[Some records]

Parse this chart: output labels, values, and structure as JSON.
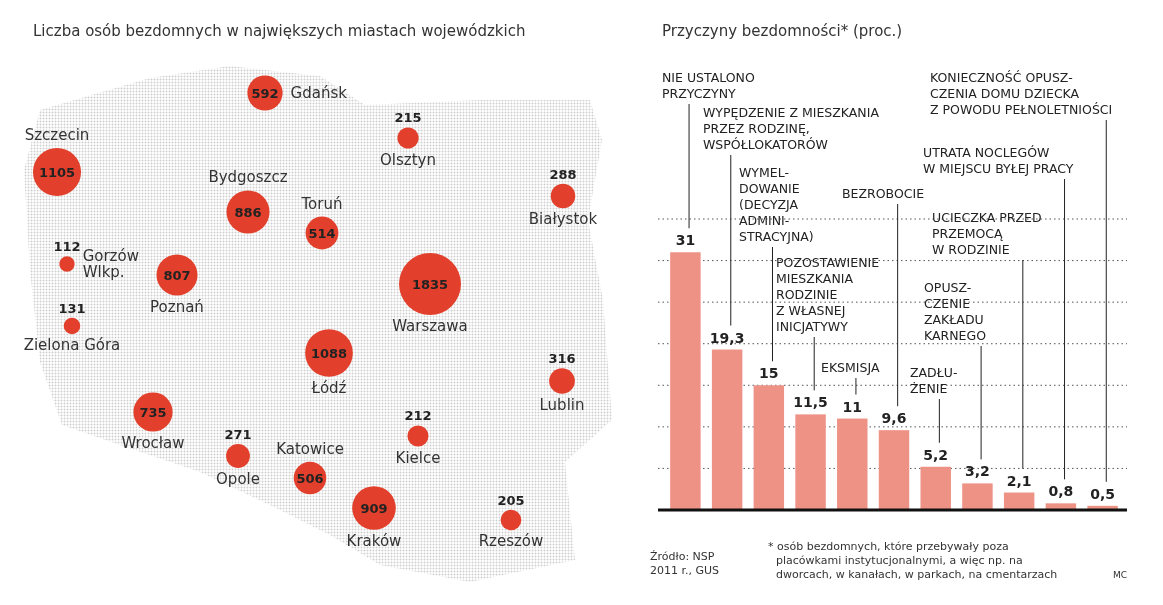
{
  "chart_data": [
    {
      "type": "other",
      "title": "Liczba osób bezdomnych w największych miastach wojewódzkich",
      "categories": [
        "Gdańsk",
        "Szczecin",
        "Olsztyn",
        "Białystok",
        "Bydgoszcz",
        "Toruń",
        "Gorzów\nWlkp.",
        "Poznań",
        "Warszawa",
        "Zielona Góra",
        "Łódź",
        "Lublin",
        "Wrocław",
        "Kielce",
        "Opole",
        "Katowice",
        "Kraków",
        "Rzeszów"
      ],
      "values": [
        592,
        1105,
        215,
        288,
        886,
        514,
        112,
        807,
        1835,
        131,
        1088,
        316,
        735,
        212,
        271,
        506,
        909,
        205
      ],
      "colors": [
        "#e2402c",
        "#e2402c",
        "#e2402c",
        "#e2402c",
        "#e2402c",
        "#e2402c",
        "#e2402c",
        "#e2402c",
        "#e2402c",
        "#e2402c",
        "#e2402c",
        "#e2402c",
        "#e2402c",
        "#e2402c",
        "#e2402c",
        "#e2402c",
        "#e2402c",
        "#e2402c"
      ],
      "data_labels": true
    },
    {
      "type": "bar",
      "title": "Przyczyny bezdomności* (proc.)",
      "categories": [
        null,
        null,
        null,
        null,
        null,
        null,
        null,
        null,
        null,
        null,
        null
      ],
      "values": [
        31,
        19.3,
        15,
        11.5,
        11,
        9.6,
        5.2,
        3.2,
        2.1,
        0.8,
        0.5
      ],
      "value_labels": [
        "31",
        "19,3",
        "15",
        "11,5",
        "11",
        "9,6",
        "5,2",
        "3,2",
        "2,1",
        "0,8",
        "0,5"
      ],
      "color": "#ee9286",
      "ylim": [
        0,
        35
      ],
      "yticks": [
        {
          "value": 5,
          "label": null
        },
        {
          "value": 10,
          "label": null
        },
        {
          "value": 15,
          "label": null
        },
        {
          "value": 20,
          "label": null
        },
        {
          "value": 25,
          "label": null
        },
        {
          "value": 30,
          "label": null
        },
        {
          "value": 35,
          "label": null
        }
      ],
      "grid": "y",
      "annotations": [
        "NIE USTALONO\nPRZYCZYNY",
        "WYPĘDZENIE Z MIESZKANIA\nPRZEZ RODZINĘ,\nWSPÓŁLOKATORÓW",
        "WYMEL-\nDOWANIE\n(DECYZJA\nADMINI-\nSTRACYJNA)",
        "POZOSTAWIENIE\nMIESZKANIA\nRODZINIE\nZ WŁASNEJ\nINICJATYWY",
        "EKSMISJA",
        "BEZROBOCIE",
        "ZADŁU-\nŻENIE",
        "OPUSZ-\nCZENIE\nZAKŁADU\nKARNEGO",
        "UCIECZKA PRZED\nPRZEMOCĄ\nW RODZINIE",
        "UTRATA NOCLEGÓW\nW MIEJSCU BYŁEJ PRACY",
        "KONIECZNOŚĆ OPUSZ-\nCZENIA DOMU DZIECKA\nZ POWODU PEŁNOLETNIOŚCI",
        "Źródło: NSP\n2011 r., GUS",
        "* osób bezdomnych, które przebywały poza\nplacówkami instytucjonalnymi, a więc np. na\ndworcach, w kanałach, w parkach, na cmentarzach",
        "MC"
      ]
    }
  ]
}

## [INSTRUCTIONS TO FOLLOW]
All of the entries need to be transcribed word for word; pictures are left out.

## [SOLVED PROBLEM]
Parse this chart: output labels, values, and structure as JSON.
{
  "chart_data": [
    {
      "type": "other",
      "title": "Liczba osób bezdomnych w największych miastach wojewódzkich",
      "categories": [
        "Gdańsk",
        "Szczecin",
        "Olsztyn",
        "Białystok",
        "Bydgoszcz",
        "Toruń",
        "Gorzów\nWlkp.",
        "Poznań",
        "Warszawa",
        "Zielona Góra",
        "Łódź",
        "Lublin",
        "Wrocław",
        "Kielce",
        "Opole",
        "Katowice",
        "Kraków",
        "Rzeszów"
      ],
      "values": [
        592,
        1105,
        215,
        288,
        886,
        514,
        112,
        807,
        1835,
        131,
        1088,
        316,
        735,
        212,
        271,
        506,
        909,
        205
      ],
      "colors": [
        "#e2402c",
        "#e2402c",
        "#e2402c",
        "#e2402c",
        "#e2402c",
        "#e2402c",
        "#e2402c",
        "#e2402c",
        "#e2402c",
        "#e2402c",
        "#e2402c",
        "#e2402c",
        "#e2402c",
        "#e2402c",
        "#e2402c",
        "#e2402c",
        "#e2402c",
        "#e2402c"
      ],
      "data_labels": true
    },
    {
      "type": "bar",
      "title": "Przyczyny bezdomności* (proc.)",
      "categories": [
        null,
        null,
        null,
        null,
        null,
        null,
        null,
        null,
        null,
        null,
        null
      ],
      "values": [
        31,
        19.3,
        15,
        11.5,
        11,
        9.6,
        5.2,
        3.2,
        2.1,
        0.8,
        0.5
      ],
      "value_labels": [
        "31",
        "19,3",
        "15",
        "11,5",
        "11",
        "9,6",
        "5,2",
        "3,2",
        "2,1",
        "0,8",
        "0,5"
      ],
      "color": "#ee9286",
      "ylim": [
        0,
        35
      ],
      "yticks": [
        {
          "value": 5,
          "label": null
        },
        {
          "value": 10,
          "label": null
        },
        {
          "value": 15,
          "label": null
        },
        {
          "value": 20,
          "label": null
        },
        {
          "value": 25,
          "label": null
        },
        {
          "value": 30,
          "label": null
        },
        {
          "value": 35,
          "label": null
        }
      ],
      "grid": "y",
      "annotations": [
        "NIE USTALONO\nPRZYCZYNY",
        "WYPĘDZENIE Z MIESZKANIA\nPRZEZ RODZINĘ,\nWSPÓŁLOKATORÓW",
        "WYMEL-\nDOWANIE\n(DECYZJA\nADMINI-\nSTRACYJNA)",
        "POZOSTAWIENIE\nMIESZKANIA\nRODZINIE\nZ WŁASNEJ\nINICJATYWY",
        "EKSMISJA",
        "BEZROBOCIE",
        "ZADŁU-\nŻENIE",
        "OPUSZ-\nCZENIE\nZAKŁADU\nKARNEGO",
        "UCIECZKA PRZED\nPRZEMOCĄ\nW RODZINIE",
        "UTRATA NOCLEGÓW\nW MIEJSCU BYŁEJ PRACY",
        "KONIECZNOŚĆ OPUSZ-\nCZENIA DOMU DZIECKA\nZ POWODU PEŁNOLETNIOŚCI",
        "Źródło: NSP\n2011 r., GUS",
        "* osób bezdomnych, które przebywały poza\nplacówkami instytucjonalnymi, a więc np. na\ndworcach, w kanałach, w parkach, na cmentarzach",
        "MC"
      ]
    }
  ]
}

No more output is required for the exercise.